TASK PROMPT
Rewrite the entries below with "Add attachment" changed to "Attach file" wherever it occurs, keeping everything else the same.

-- Begin PROVIDED DATA --

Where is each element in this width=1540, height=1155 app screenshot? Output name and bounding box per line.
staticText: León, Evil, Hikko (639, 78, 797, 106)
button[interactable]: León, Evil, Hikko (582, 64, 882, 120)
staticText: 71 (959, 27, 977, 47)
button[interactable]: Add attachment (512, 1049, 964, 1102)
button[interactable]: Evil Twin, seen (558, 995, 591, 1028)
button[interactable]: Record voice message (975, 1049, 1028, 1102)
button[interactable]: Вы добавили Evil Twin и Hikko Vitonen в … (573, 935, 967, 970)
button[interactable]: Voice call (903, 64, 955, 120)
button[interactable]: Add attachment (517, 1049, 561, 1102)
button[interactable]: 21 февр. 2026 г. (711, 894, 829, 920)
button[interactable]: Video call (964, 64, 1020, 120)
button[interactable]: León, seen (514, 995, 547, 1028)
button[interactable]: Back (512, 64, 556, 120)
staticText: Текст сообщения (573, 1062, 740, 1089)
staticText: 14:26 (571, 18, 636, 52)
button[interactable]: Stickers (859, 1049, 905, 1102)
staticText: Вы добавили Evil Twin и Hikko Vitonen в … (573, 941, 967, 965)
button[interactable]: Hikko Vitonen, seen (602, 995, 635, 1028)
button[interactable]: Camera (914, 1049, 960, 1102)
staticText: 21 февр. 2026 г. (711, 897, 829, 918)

-- End PROVIDED DATA --

THE RESULT
Where is each element in this width=1540, height=1155 app screenshot? Output name and bounding box per line.
staticText: León, Evil, Hikko (639, 78, 797, 106)
button[interactable]: León, Evil, Hikko (582, 64, 882, 120)
staticText: 71 (959, 27, 977, 47)
button[interactable]: Attach file (512, 1049, 964, 1102)
button[interactable]: Evil Twin, seen (558, 995, 591, 1028)
button[interactable]: Record voice message (975, 1049, 1028, 1102)
button[interactable]: Вы добавили Evil Twin и Hikko Vitonen в … (573, 935, 967, 970)
button[interactable]: Voice call (903, 64, 955, 120)
button[interactable]: Attach file (517, 1049, 561, 1102)
button[interactable]: 21 февр. 2026 г. (711, 894, 829, 920)
button[interactable]: Video call (964, 64, 1020, 120)
button[interactable]: León, seen (514, 995, 547, 1028)
button[interactable]: Back (512, 64, 556, 120)
staticText: Текст сообщения (573, 1062, 740, 1089)
staticText: 14:26 (571, 18, 636, 52)
button[interactable]: Stickers (859, 1049, 905, 1102)
staticText: Вы добавили Evil Twin и Hikko Vitonen в … (573, 941, 967, 965)
button[interactable]: Hikko Vitonen, seen (602, 995, 635, 1028)
button[interactable]: Camera (914, 1049, 960, 1102)
staticText: 21 февр. 2026 г. (711, 897, 829, 918)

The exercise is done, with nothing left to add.